AIM OF THE TASK: What you return should match every record exactly, with the images removed.

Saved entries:
/---

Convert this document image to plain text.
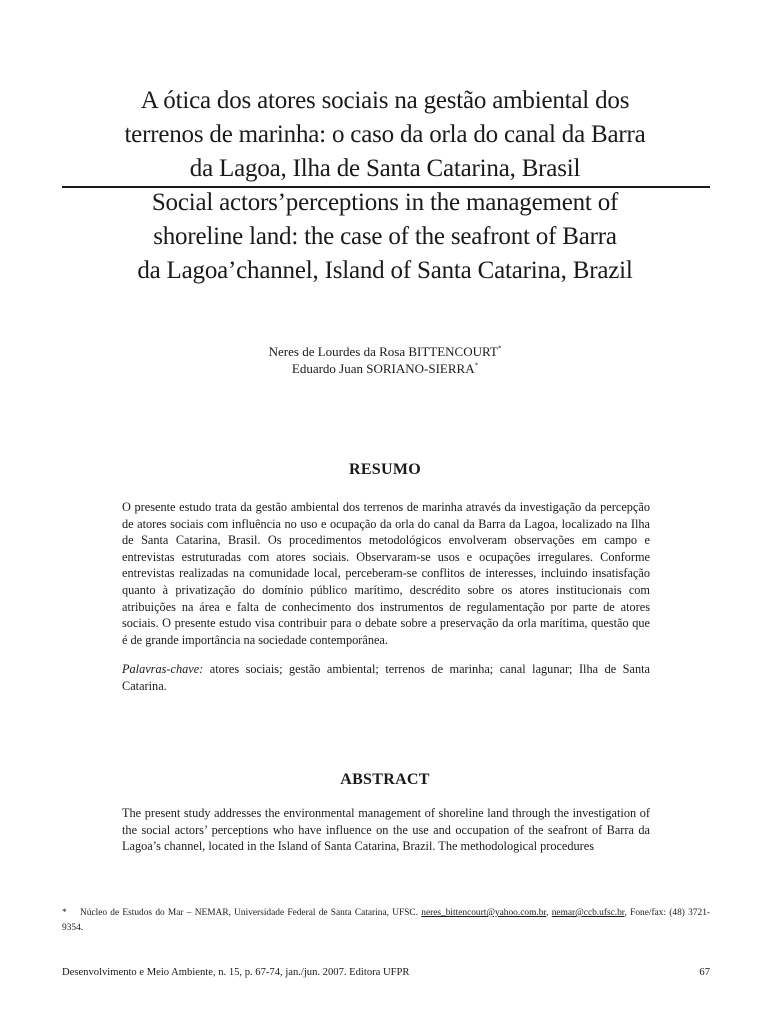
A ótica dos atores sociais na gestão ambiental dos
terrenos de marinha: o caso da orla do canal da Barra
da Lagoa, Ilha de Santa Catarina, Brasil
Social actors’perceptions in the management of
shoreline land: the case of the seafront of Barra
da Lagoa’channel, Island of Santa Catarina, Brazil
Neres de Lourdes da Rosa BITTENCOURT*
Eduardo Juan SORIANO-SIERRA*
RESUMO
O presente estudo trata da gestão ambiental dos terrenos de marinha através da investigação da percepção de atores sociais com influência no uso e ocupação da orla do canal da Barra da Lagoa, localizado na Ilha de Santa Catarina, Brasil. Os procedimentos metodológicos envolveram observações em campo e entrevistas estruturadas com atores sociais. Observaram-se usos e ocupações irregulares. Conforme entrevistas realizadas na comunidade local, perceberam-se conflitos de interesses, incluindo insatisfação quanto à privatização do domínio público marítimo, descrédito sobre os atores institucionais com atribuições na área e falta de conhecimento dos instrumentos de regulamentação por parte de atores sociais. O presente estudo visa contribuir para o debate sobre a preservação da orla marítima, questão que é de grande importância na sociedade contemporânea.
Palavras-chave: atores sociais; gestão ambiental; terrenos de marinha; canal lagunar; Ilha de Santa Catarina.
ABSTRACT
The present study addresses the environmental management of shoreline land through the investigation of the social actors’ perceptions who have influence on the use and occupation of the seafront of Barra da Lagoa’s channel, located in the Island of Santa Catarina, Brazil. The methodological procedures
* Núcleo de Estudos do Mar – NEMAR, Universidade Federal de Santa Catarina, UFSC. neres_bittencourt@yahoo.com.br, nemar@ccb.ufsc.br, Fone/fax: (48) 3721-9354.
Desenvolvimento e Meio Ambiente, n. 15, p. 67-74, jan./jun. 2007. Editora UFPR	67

\---

RESULT FOR THIS TASK:
Convert this document image to plain text.
A ótica dos atores sociais na gestão ambiental dos
terrenos de marinha: o caso da orla do canal da Barra
da Lagoa, Ilha de Santa Catarina, Brasil
Social actors’perceptions in the management of
shoreline land: the case of the seafront of Barra
da Lagoa’channel, Island of Santa Catarina, Brazil
Neres de Lourdes da Rosa BITTENCOURT*
Eduardo Juan SORIANO-SIERRA*
RESUMO
O presente estudo trata da gestão ambiental dos terrenos de marinha através da investigação da percepção de atores sociais com influência no uso e ocupação da orla do canal da Barra da Lagoa, localizado na Ilha de Santa Catarina, Brasil. Os procedimentos metodológicos envolveram observações em campo e entrevistas estruturadas com atores sociais. Observaram-se usos e ocupações irregulares. Conforme entrevistas realizadas na comunidade local, perceberam-se conflitos de interesses, incluindo insatisfação quanto à privatização do domínio público marítimo, descrédito sobre os atores institucionais com atribuições na área e falta de conhecimento dos instrumentos de regulamentação por parte de atores sociais. O presente estudo visa contribuir para o debate sobre a preservação da orla marítima, questão que é de grande importância na sociedade contemporânea.
Palavras-chave: atores sociais; gestão ambiental; terrenos de marinha; canal lagunar; Ilha de Santa Catarina.
ABSTRACT
The present study addresses the environmental management of shoreline land through the investigation of the social actors’ perceptions who have influence on the use and occupation of the seafront of Barra da Lagoa’s channel, located in the Island of Santa Catarina, Brazil. The methodological procedures
* Núcleo de Estudos do Mar – NEMAR, Universidade Federal de Santa Catarina, UFSC. neres_bittencourt@yahoo.com.br, nemar@ccb.ufsc.br, Fone/fax: (48) 3721-9354.
Desenvolvimento e Meio Ambiente, n. 15, p. 67-74, jan./jun. 2007. Editora UFPR	67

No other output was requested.